Exercise instructions =>
Pull out every line from the listing that has the word "další".

Data provided =>
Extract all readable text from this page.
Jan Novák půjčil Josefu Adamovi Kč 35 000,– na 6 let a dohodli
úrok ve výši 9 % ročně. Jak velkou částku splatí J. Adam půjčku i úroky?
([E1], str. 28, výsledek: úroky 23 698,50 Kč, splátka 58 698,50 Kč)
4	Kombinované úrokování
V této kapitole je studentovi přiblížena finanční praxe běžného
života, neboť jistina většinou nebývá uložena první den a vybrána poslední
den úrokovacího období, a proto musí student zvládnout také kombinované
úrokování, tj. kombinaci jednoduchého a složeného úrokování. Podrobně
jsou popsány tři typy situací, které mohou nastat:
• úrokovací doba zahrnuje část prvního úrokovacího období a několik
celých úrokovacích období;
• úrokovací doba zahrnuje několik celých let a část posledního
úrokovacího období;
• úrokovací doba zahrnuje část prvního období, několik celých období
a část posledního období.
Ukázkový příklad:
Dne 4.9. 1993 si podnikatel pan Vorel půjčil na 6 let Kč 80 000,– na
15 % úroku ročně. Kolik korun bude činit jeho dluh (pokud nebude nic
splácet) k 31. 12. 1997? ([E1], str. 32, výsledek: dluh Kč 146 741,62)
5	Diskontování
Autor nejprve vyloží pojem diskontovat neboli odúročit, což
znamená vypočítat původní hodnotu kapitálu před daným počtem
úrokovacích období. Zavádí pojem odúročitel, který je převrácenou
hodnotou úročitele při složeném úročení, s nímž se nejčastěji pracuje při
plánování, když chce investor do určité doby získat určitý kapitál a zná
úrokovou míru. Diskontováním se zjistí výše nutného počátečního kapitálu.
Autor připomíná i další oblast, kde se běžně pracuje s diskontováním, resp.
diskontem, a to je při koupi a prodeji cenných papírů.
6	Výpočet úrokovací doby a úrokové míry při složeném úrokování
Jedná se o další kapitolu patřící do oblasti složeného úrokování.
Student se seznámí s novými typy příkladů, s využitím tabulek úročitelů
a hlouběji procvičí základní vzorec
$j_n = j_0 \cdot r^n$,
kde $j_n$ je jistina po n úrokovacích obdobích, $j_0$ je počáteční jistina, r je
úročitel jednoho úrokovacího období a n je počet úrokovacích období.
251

The completed task =>
Autor připomíná i další oblast, kde se běžně pracuje s diskontováním, resp.
Jedná se o další kapitolu patřící do oblasti složeného úrokování.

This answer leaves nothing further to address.